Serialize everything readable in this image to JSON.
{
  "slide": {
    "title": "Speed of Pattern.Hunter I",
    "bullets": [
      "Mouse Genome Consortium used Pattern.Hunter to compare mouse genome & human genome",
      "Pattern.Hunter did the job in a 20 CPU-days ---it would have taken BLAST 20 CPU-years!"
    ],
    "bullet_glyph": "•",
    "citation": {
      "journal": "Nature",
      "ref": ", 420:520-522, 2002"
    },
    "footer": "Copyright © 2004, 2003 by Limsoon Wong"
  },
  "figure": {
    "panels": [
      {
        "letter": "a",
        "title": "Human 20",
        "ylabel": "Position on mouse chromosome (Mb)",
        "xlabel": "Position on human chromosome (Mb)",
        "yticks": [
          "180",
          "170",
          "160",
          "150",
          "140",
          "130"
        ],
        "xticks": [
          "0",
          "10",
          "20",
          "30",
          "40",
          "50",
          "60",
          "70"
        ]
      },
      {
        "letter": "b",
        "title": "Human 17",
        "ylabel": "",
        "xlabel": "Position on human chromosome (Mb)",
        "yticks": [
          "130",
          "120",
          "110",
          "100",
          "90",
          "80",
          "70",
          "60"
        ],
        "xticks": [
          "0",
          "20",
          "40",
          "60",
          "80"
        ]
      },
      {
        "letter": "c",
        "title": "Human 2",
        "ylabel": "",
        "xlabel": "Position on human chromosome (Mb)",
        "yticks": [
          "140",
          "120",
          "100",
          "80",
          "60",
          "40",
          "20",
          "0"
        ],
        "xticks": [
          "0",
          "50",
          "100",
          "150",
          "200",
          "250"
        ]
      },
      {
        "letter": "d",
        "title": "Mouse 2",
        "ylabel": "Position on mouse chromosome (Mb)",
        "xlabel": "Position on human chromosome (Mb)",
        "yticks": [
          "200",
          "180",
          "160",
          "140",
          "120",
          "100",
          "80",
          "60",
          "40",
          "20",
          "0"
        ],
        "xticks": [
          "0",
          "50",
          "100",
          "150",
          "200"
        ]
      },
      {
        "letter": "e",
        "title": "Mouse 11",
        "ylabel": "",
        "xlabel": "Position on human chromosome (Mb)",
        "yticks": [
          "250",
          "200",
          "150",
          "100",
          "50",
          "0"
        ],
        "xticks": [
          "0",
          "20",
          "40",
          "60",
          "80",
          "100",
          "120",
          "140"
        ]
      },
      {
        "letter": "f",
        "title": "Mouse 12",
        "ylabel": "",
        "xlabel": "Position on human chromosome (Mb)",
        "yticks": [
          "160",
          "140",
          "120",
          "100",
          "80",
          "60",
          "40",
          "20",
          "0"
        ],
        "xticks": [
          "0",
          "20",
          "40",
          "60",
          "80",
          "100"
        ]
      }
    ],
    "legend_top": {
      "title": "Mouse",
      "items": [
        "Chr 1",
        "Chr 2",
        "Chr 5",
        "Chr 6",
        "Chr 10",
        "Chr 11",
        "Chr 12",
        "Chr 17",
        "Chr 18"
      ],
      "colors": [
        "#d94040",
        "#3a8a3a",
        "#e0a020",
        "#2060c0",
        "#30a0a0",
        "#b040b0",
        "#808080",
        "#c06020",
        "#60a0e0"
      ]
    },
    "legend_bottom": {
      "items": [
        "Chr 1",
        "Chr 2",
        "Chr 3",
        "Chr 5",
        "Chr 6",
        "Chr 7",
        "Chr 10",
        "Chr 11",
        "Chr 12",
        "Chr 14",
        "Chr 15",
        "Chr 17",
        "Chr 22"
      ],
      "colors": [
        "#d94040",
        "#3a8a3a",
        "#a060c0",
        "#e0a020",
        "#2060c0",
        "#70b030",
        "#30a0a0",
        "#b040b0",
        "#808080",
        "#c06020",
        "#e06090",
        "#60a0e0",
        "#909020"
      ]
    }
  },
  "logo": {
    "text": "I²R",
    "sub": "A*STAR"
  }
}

————

How many lines in this material contain the string "Hunter"? Only the number is wanted.

3